• _Instructions to follow_: What follows is a set of entries. Repeat them exactly, but not their pictures.

════════════════════

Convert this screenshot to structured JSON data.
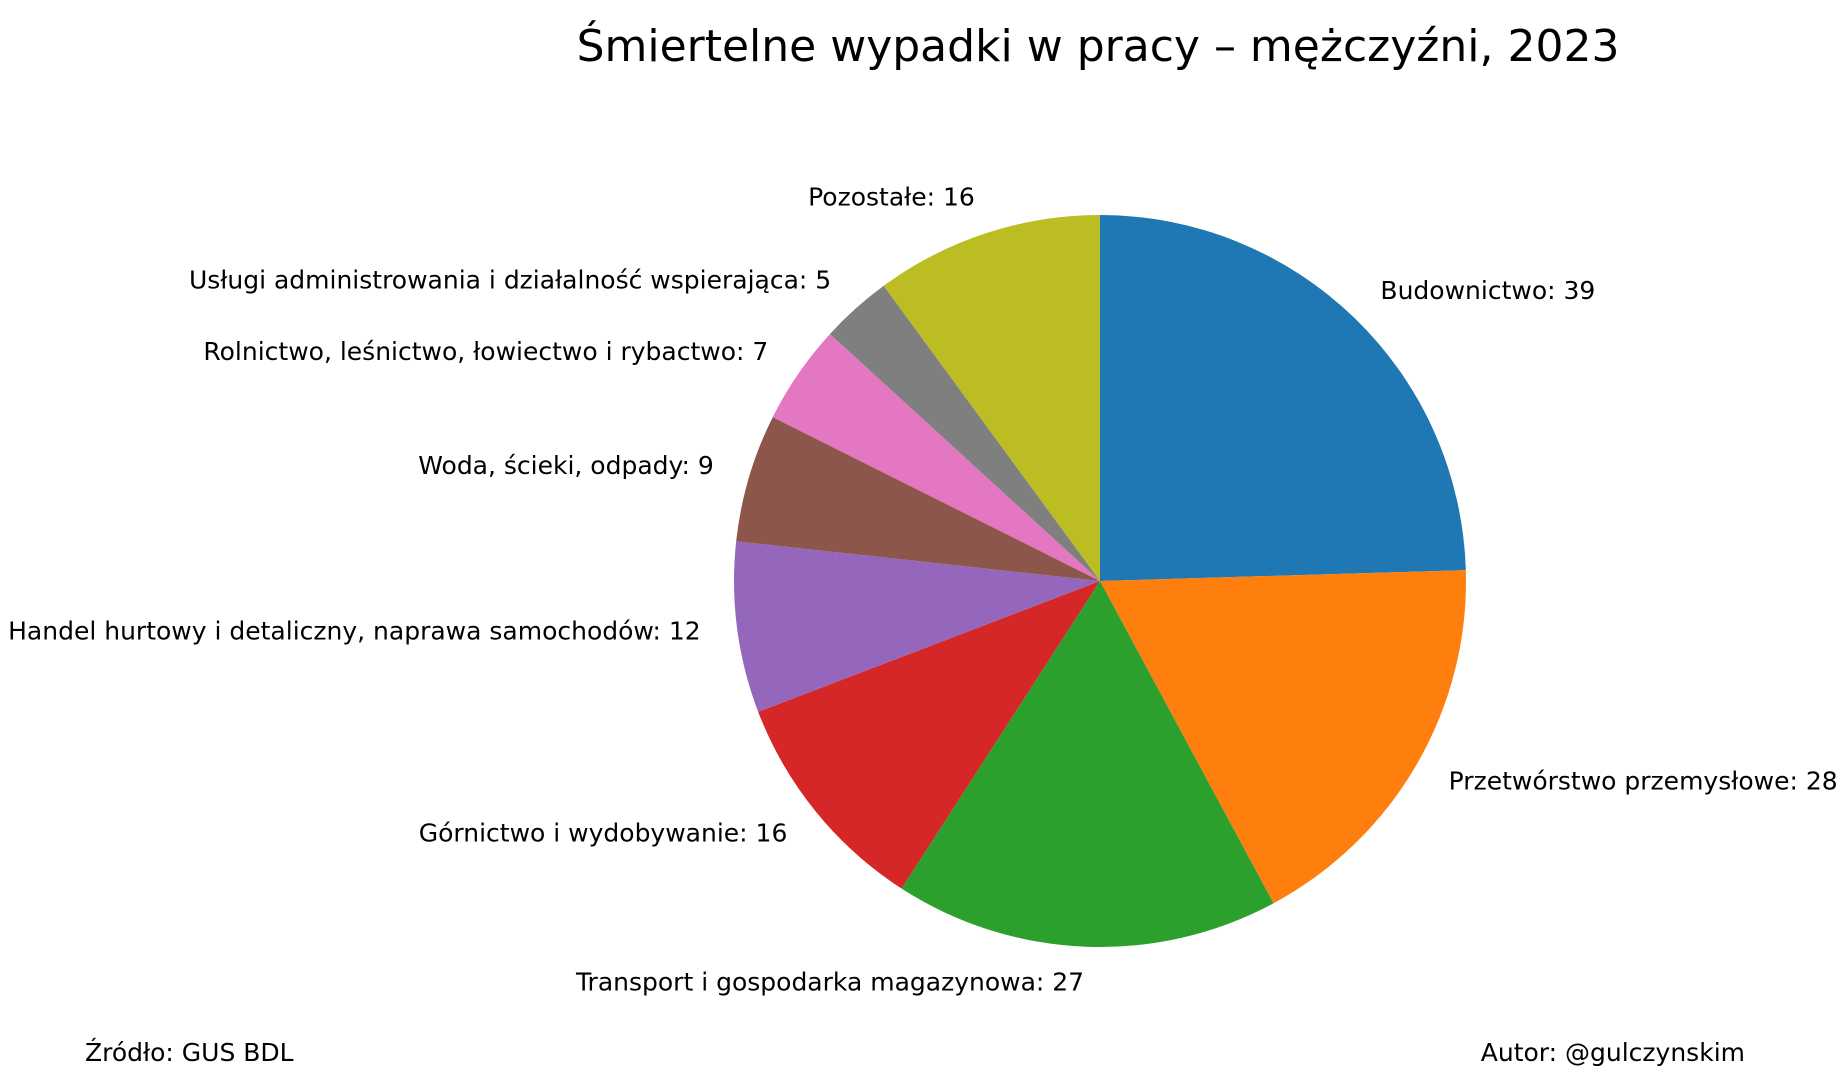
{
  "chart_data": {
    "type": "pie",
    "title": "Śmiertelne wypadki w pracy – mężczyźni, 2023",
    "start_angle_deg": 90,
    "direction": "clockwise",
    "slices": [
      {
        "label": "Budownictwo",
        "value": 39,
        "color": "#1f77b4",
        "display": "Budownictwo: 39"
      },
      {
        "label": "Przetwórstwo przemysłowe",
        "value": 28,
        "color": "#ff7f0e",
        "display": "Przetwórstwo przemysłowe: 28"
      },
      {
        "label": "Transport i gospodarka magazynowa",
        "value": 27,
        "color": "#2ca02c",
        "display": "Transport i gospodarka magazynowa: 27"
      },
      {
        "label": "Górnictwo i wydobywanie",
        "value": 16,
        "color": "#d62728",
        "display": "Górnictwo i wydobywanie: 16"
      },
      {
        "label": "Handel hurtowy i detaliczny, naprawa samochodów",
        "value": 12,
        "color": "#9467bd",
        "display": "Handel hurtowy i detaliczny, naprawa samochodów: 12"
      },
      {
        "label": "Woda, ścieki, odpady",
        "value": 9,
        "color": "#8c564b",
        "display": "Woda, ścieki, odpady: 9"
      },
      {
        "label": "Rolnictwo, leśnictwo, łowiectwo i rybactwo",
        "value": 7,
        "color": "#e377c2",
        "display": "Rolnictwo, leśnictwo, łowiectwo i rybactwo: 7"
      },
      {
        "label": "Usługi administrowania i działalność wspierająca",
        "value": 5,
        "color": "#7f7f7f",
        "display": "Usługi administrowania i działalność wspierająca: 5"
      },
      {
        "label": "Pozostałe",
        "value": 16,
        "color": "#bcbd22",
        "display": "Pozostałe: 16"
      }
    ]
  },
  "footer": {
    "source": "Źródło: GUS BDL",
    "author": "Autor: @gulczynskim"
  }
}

════════════════════

• _Complete response_:
Convert this screenshot to structured JSON data.
{
  "chart_data": {
    "type": "pie",
    "title": "Śmiertelne wypadki w pracy – mężczyźni, 2023",
    "start_angle_deg": 90,
    "direction": "clockwise",
    "slices": [
      {
        "label": "Budownictwo",
        "value": 39,
        "color": "#1f77b4",
        "display": "Budownictwo: 39"
      },
      {
        "label": "Przetwórstwo przemysłowe",
        "value": 28,
        "color": "#ff7f0e",
        "display": "Przetwórstwo przemysłowe: 28"
      },
      {
        "label": "Transport i gospodarka magazynowa",
        "value": 27,
        "color": "#2ca02c",
        "display": "Transport i gospodarka magazynowa: 27"
      },
      {
        "label": "Górnictwo i wydobywanie",
        "value": 16,
        "color": "#d62728",
        "display": "Górnictwo i wydobywanie: 16"
      },
      {
        "label": "Handel hurtowy i detaliczny, naprawa samochodów",
        "value": 12,
        "color": "#9467bd",
        "display": "Handel hurtowy i detaliczny, naprawa samochodów: 12"
      },
      {
        "label": "Woda, ścieki, odpady",
        "value": 9,
        "color": "#8c564b",
        "display": "Woda, ścieki, odpady: 9"
      },
      {
        "label": "Rolnictwo, leśnictwo, łowiectwo i rybactwo",
        "value": 7,
        "color": "#e377c2",
        "display": "Rolnictwo, leśnictwo, łowiectwo i rybactwo: 7"
      },
      {
        "label": "Usługi administrowania i działalność wspierająca",
        "value": 5,
        "color": "#7f7f7f",
        "display": "Usługi administrowania i działalność wspierająca: 5"
      },
      {
        "label": "Pozostałe",
        "value": 16,
        "color": "#bcbd22",
        "display": "Pozostałe: 16"
      }
    ]
  },
  "footer": {
    "source": "Źródło: GUS BDL",
    "author": "Autor: @gulczynskim"
  }
}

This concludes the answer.